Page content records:
****************

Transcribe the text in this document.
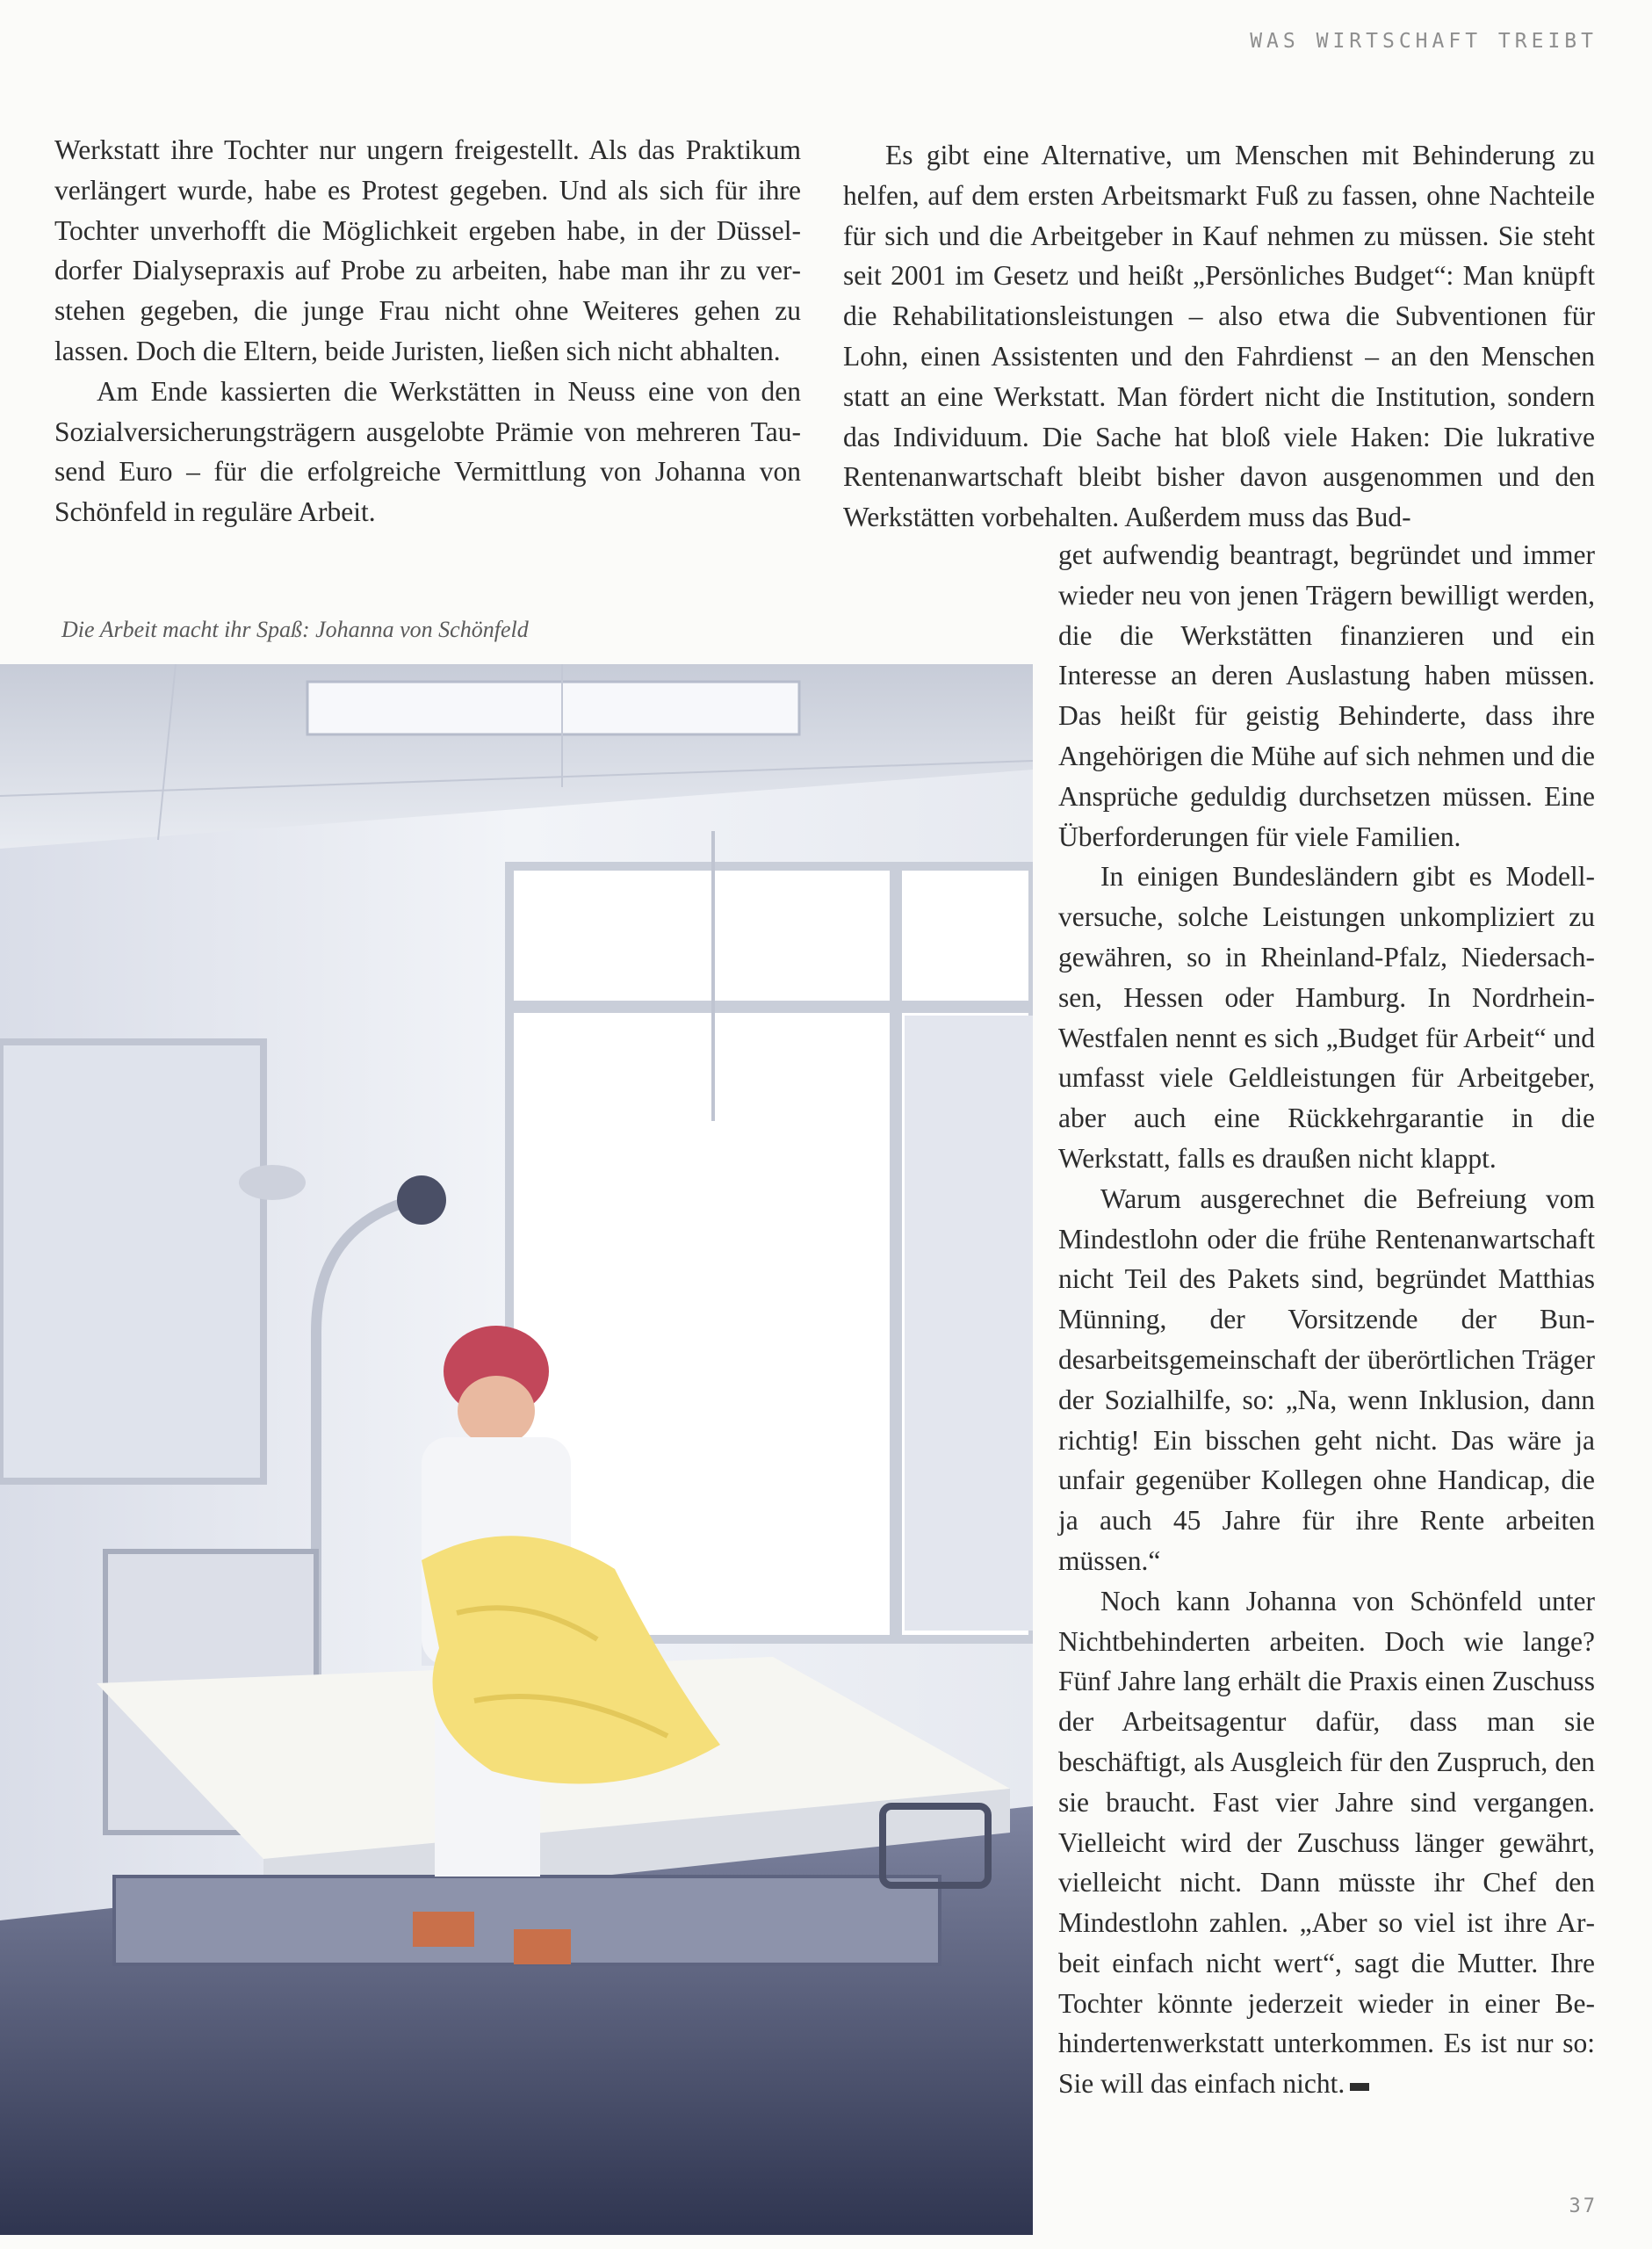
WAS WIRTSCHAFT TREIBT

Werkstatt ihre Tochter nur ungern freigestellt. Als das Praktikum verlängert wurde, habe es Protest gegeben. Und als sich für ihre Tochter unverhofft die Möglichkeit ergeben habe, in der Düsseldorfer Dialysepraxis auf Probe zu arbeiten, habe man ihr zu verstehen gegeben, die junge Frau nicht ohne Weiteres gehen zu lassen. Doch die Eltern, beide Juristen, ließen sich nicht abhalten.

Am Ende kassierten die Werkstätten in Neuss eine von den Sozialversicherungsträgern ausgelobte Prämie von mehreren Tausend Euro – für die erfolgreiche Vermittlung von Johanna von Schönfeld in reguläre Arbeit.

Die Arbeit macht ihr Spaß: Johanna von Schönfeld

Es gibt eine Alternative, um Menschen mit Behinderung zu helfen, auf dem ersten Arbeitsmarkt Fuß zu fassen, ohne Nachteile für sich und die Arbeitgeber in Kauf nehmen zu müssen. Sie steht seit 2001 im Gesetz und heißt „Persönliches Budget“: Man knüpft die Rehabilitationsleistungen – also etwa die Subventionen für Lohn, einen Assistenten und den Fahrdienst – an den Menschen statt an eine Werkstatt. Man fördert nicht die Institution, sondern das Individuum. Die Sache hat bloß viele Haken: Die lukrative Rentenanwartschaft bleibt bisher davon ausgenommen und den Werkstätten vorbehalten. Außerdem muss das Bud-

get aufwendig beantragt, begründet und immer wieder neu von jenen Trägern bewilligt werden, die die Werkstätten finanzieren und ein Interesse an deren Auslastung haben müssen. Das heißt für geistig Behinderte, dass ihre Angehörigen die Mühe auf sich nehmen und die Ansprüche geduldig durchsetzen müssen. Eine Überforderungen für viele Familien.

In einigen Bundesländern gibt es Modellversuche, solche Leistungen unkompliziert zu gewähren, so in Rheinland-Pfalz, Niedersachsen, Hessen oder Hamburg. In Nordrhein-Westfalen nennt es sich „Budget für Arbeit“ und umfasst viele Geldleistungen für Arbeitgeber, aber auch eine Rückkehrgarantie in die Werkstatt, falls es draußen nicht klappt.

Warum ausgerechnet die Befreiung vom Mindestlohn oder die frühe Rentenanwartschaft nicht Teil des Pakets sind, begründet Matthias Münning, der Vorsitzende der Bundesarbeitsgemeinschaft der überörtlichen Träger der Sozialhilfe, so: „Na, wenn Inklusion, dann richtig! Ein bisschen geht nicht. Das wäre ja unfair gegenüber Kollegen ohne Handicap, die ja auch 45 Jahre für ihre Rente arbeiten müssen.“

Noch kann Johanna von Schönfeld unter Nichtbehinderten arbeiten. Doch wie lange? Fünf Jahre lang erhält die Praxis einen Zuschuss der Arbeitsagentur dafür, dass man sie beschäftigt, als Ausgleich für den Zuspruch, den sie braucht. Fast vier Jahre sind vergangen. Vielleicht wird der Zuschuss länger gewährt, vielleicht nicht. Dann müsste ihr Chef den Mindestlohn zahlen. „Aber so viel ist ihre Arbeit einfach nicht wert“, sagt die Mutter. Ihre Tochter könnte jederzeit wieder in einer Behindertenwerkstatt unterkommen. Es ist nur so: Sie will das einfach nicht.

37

****************

Sift through the entries and copy every line with "Doch".

- The answer
Werkstatt ihre Tochter nur ungern freigestellt. Als das Praktikum verlängert wurde, habe es Protest gegeben. Und als sich für ihre Tochter unverhofft die Möglichkeit ergeben habe, in der Düsseldorfer Dialysepraxis auf Probe zu arbeiten, habe man ihr zu verstehen gegeben, die junge Frau nicht ohne Weiteres gehen zu lassen. Doch die Eltern, beide Juristen, ließen sich nicht abhalten.
Noch kann Johanna von Schönfeld unter Nichtbehinderten arbeiten. Doch wie lange? Fünf Jahre lang erhält die Praxis einen Zuschuss der Arbeitsagentur dafür, dass man sie beschäftigt, als Ausgleich für den Zuspruch, den sie braucht. Fast vier Jahre sind vergangen. Vielleicht wird der Zuschuss länger gewährt, vielleicht nicht. Dann müsste ihr Chef den Mindestlohn zahlen. „Aber so viel ist ihre Arbeit einfach nicht wert“, sagt die Mutter. Ihre Tochter könnte jederzeit wieder in einer Behindertenwerkstatt unterkommen. Es ist nur so: Sie will das einfach nicht.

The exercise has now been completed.